◆ **CHALLENGE**
Set the following entries down again exactly, line by line.
Begin
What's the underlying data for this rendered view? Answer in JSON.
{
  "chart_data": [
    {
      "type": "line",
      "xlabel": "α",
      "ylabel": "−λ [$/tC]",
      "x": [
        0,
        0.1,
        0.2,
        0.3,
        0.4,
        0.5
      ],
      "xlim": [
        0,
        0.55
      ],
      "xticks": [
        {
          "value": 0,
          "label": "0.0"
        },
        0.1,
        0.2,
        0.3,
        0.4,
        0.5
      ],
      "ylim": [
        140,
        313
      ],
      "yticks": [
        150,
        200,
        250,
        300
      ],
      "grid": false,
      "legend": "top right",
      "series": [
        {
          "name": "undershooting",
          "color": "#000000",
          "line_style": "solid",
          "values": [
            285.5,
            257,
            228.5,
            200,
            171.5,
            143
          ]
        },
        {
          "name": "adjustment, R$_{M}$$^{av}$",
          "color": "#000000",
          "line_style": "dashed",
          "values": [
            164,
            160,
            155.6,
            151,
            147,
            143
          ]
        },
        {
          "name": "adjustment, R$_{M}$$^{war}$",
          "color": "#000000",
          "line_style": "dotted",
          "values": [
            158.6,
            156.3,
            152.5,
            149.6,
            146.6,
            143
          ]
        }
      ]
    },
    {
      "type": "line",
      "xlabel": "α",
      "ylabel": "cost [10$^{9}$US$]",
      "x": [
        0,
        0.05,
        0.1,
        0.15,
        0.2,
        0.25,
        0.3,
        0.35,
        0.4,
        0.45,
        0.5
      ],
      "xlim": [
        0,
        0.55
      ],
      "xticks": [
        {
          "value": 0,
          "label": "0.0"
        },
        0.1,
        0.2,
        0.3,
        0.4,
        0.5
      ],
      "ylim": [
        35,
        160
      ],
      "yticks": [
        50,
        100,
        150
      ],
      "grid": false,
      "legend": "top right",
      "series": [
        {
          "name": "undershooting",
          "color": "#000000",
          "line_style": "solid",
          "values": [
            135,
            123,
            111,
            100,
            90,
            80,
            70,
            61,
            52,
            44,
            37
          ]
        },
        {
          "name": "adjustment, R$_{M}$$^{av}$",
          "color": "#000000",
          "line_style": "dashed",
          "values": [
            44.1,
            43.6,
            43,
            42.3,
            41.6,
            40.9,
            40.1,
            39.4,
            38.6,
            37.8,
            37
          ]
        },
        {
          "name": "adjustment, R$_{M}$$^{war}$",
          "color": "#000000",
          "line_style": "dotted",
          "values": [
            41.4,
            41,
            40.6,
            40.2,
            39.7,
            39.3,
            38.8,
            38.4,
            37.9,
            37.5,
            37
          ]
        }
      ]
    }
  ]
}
End
◆ **SOLUTION TO THIS EXERCISE**
What's the underlying data for this rendered view? Answer in JSON.
{
  "chart_data": [
    {
      "type": "line",
      "xlabel": "α",
      "ylabel": "−λ [$/tC]",
      "x": [
        0,
        0.1,
        0.2,
        0.3,
        0.4,
        0.5
      ],
      "xlim": [
        0,
        0.55
      ],
      "xticks": [
        {
          "value": 0,
          "label": "0.0"
        },
        0.1,
        0.2,
        0.3,
        0.4,
        0.5
      ],
      "ylim": [
        140,
        313
      ],
      "yticks": [
        150,
        200,
        250,
        300
      ],
      "grid": false,
      "legend": "top right",
      "series": [
        {
          "name": "undershooting",
          "color": "#000000",
          "line_style": "solid",
          "values": [
            285.5,
            257,
            228.5,
            200,
            171.5,
            143
          ]
        },
        {
          "name": "adjustment, R$_{M}$$^{av}$",
          "color": "#000000",
          "line_style": "dashed",
          "values": [
            164,
            160,
            155.6,
            151,
            147,
            143
          ]
        },
        {
          "name": "adjustment, R$_{M}$$^{war}$",
          "color": "#000000",
          "line_style": "dotted",
          "values": [
            158.6,
            156.3,
            152.5,
            149.6,
            146.6,
            143
          ]
        }
      ]
    },
    {
      "type": "line",
      "xlabel": "α",
      "ylabel": "cost [10$^{9}$US$]",
      "x": [
        0,
        0.05,
        0.1,
        0.15,
        0.2,
        0.25,
        0.3,
        0.35,
        0.4,
        0.45,
        0.5
      ],
      "xlim": [
        0,
        0.55
      ],
      "xticks": [
        {
          "value": 0,
          "label": "0.0"
        },
        0.1,
        0.2,
        0.3,
        0.4,
        0.5
      ],
      "ylim": [
        35,
        160
      ],
      "yticks": [
        50,
        100,
        150
      ],
      "grid": false,
      "legend": "top right",
      "series": [
        {
          "name": "undershooting",
          "color": "#000000",
          "line_style": "solid",
          "values": [
            135,
            123,
            111,
            100,
            90,
            80,
            70,
            61,
            52,
            44,
            37
          ]
        },
        {
          "name": "adjustment, R$_{M}$$^{av}$",
          "color": "#000000",
          "line_style": "dashed",
          "values": [
            44.1,
            43.6,
            43,
            42.3,
            41.6,
            40.9,
            40.1,
            39.4,
            38.6,
            37.8,
            37
          ]
        },
        {
          "name": "adjustment, R$_{M}$$^{war}$",
          "color": "#000000",
          "line_style": "dotted",
          "values": [
            41.4,
            41,
            40.6,
            40.2,
            39.7,
            39.3,
            38.8,
            38.4,
            37.9,
            37.5,
            37
          ]
        }
      ]
    }
  ]
}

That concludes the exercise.